— start —

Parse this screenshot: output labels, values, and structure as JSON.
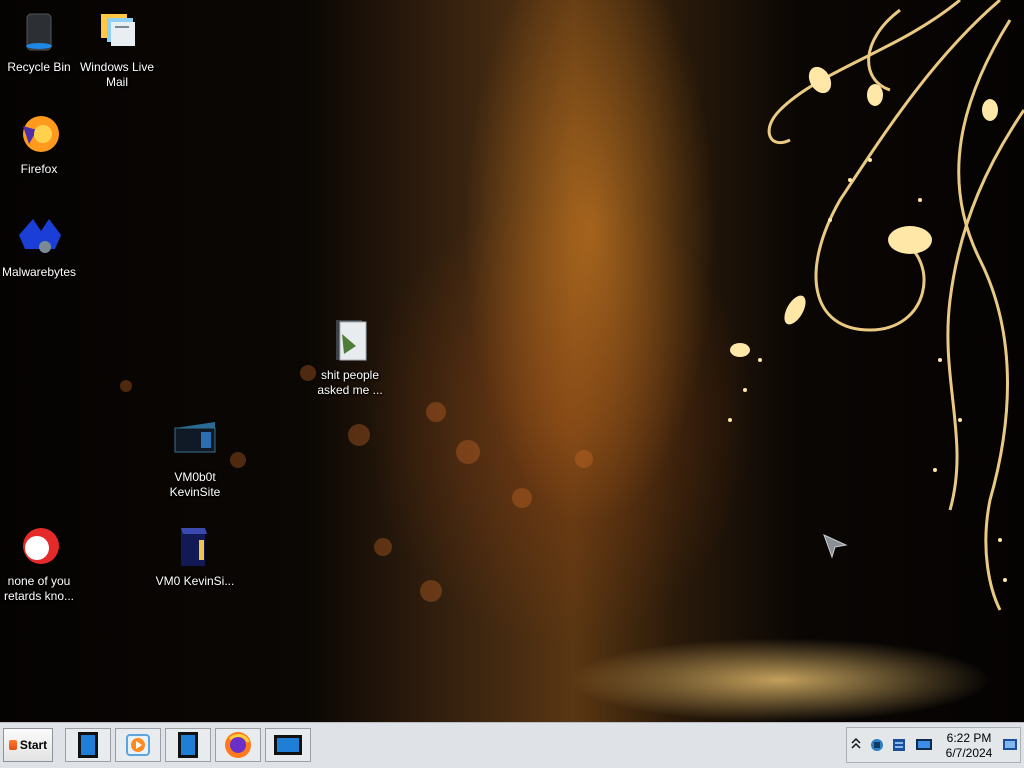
{
  "desktop": {
    "icons": [
      {
        "label": "Recycle Bin",
        "icon": "recycle-bin-icon"
      },
      {
        "label": "Windows Live Mail",
        "icon": "windows-live-mail-icon"
      },
      {
        "label": "Firefox",
        "icon": "firefox-icon"
      },
      {
        "label": "Malwarebytes",
        "icon": "malwarebytes-icon"
      },
      {
        "label": "shit people asked me ...",
        "icon": "folder-icon"
      },
      {
        "label": "VM0b0t KevinSite",
        "icon": "app-shortcut-icon"
      },
      {
        "label": "none of you retards kno...",
        "icon": "app-shortcut-icon"
      },
      {
        "label": "VM0 KevinSi...",
        "icon": "app-shortcut-icon"
      }
    ]
  },
  "taskbar": {
    "start_label": "Start",
    "buttons": [
      {
        "icon": "blue-window-icon"
      },
      {
        "icon": "media-player-icon"
      },
      {
        "icon": "blue-window-icon"
      },
      {
        "icon": "firefox-icon"
      },
      {
        "icon": "monitor-icon"
      }
    ],
    "tray": {
      "icons": [
        "chevron-up-icon",
        "network-icon",
        "server-icon",
        "display-icon",
        "notification-icon"
      ],
      "time": "6:22 PM",
      "date": "6/7/2024"
    }
  },
  "colors": {
    "taskbar_bg": "#dfe3e8",
    "wallpaper_gold": "#f2c46a",
    "wallpaper_dark": "#050302"
  }
}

— end —

Goal of the exercise
Please repeat the entries exactly. Do not include the pictures.

Exercise answer
Parse this screenshot: output labels, values, and structure as JSON.
{
  "desktop": {
    "icons": [
      {
        "label": "Recycle Bin",
        "icon": "recycle-bin-icon"
      },
      {
        "label": "Windows Live Mail",
        "icon": "windows-live-mail-icon"
      },
      {
        "label": "Firefox",
        "icon": "firefox-icon"
      },
      {
        "label": "Malwarebytes",
        "icon": "malwarebytes-icon"
      },
      {
        "label": "shit people asked me ...",
        "icon": "folder-icon"
      },
      {
        "label": "VM0b0t KevinSite",
        "icon": "app-shortcut-icon"
      },
      {
        "label": "none of you retards kno...",
        "icon": "app-shortcut-icon"
      },
      {
        "label": "VM0 KevinSi...",
        "icon": "app-shortcut-icon"
      }
    ]
  },
  "taskbar": {
    "start_label": "Start",
    "buttons": [
      {
        "icon": "blue-window-icon"
      },
      {
        "icon": "media-player-icon"
      },
      {
        "icon": "blue-window-icon"
      },
      {
        "icon": "firefox-icon"
      },
      {
        "icon": "monitor-icon"
      }
    ],
    "tray": {
      "icons": [
        "chevron-up-icon",
        "network-icon",
        "server-icon",
        "display-icon",
        "notification-icon"
      ],
      "time": "6:22 PM",
      "date": "6/7/2024"
    }
  },
  "colors": {
    "taskbar_bg": "#dfe3e8",
    "wallpaper_gold": "#f2c46a",
    "wallpaper_dark": "#050302"
  }
}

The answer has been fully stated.